Output the records. Match them exactly.
┌─ PROVIDED DATA
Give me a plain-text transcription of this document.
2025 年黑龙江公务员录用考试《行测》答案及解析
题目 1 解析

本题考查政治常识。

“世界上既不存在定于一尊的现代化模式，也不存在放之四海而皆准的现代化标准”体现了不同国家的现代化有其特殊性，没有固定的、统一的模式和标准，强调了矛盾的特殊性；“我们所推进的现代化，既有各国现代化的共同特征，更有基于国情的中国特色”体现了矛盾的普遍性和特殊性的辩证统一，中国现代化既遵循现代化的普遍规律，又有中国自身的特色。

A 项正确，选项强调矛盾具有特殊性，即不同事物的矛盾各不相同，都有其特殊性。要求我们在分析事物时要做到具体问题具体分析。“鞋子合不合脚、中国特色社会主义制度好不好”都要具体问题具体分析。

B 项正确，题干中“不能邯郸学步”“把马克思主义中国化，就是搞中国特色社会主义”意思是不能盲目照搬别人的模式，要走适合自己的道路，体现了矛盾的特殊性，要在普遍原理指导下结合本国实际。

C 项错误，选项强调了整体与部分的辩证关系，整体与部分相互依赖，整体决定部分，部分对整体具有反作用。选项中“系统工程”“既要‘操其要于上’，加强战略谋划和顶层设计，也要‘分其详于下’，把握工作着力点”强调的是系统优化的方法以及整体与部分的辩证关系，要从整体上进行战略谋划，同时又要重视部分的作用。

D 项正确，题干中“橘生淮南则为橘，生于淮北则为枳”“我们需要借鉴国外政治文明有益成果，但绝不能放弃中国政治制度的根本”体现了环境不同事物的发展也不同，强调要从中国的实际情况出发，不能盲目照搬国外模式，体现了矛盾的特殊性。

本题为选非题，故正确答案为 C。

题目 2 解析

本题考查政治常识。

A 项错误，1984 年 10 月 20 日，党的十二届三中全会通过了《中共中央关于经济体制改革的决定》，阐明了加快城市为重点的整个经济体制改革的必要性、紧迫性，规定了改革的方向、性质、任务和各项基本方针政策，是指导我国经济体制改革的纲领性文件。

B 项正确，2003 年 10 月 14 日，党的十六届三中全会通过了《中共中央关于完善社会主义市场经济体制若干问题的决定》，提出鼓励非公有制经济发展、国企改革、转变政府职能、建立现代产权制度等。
└─
> _RESPONSE TO THIS EXERCISE_:
Give me a plain-text transcription of this document.
2025 年黑龙江公务员录用考试《行测》答案及解析
题目 1 解析

本题考查政治常识。

“世界上既不存在定于一尊的现代化模式，也不存在放之四海而皆准的现代化标准”体现了不同国家的现代化有其特殊性，没有固定的、统一的模式和标准，强调了矛盾的特殊性；“我们所推进的现代化，既有各国现代化的共同特征，更有基于国情的中国特色”体现了矛盾的普遍性和特殊性的辩证统一，中国现代化既遵循现代化的普遍规律，又有中国自身的特色。

A 项正确，选项强调矛盾具有特殊性，即不同事物的矛盾各不相同，都有其特殊性。要求我们在分析事物时要做到具体问题具体分析。“鞋子合不合脚、中国特色社会主义制度好不好”都要具体问题具体分析。

B 项正确，题干中“不能邯郸学步”“把马克思主义中国化，就是搞中国特色社会主义”意思是不能盲目照搬别人的模式，要走适合自己的道路，体现了矛盾的特殊性，要在普遍原理指导下结合本国实际。

C 项错误，选项强调了整体与部分的辩证关系，整体与部分相互依赖，整体决定部分，部分对整体具有反作用。选项中“系统工程”“既要‘操其要于上’，加强战略谋划和顶层设计，也要‘分其详于下’，把握工作着力点”强调的是系统优化的方法以及整体与部分的辩证关系，要从整体上进行战略谋划，同时又要重视部分的作用。

D 项正确，题干中“橘生淮南则为橘，生于淮北则为枳”“我们需要借鉴国外政治文明有益成果，但绝不能放弃中国政治制度的根本”体现了环境不同事物的发展也不同，强调要从中国的实际情况出发，不能盲目照搬国外模式，体现了矛盾的特殊性。

本题为选非题，故正确答案为 C。

题目 2 解析

本题考查政治常识。

A 项错误，1984 年 10 月 20 日，党的十二届三中全会通过了《中共中央关于经济体制改革的决定》，阐明了加快城市为重点的整个经济体制改革的必要性、紧迫性，规定了改革的方向、性质、任务和各项基本方针政策，是指导我国经济体制改革的纲领性文件。

B 项正确，2003 年 10 月 14 日，党的十六届三中全会通过了《中共中央关于完善社会主义市场经济体制若干问题的决定》，提出鼓励非公有制经济发展、国企改革、转变政府职能、建立现代产权制度等。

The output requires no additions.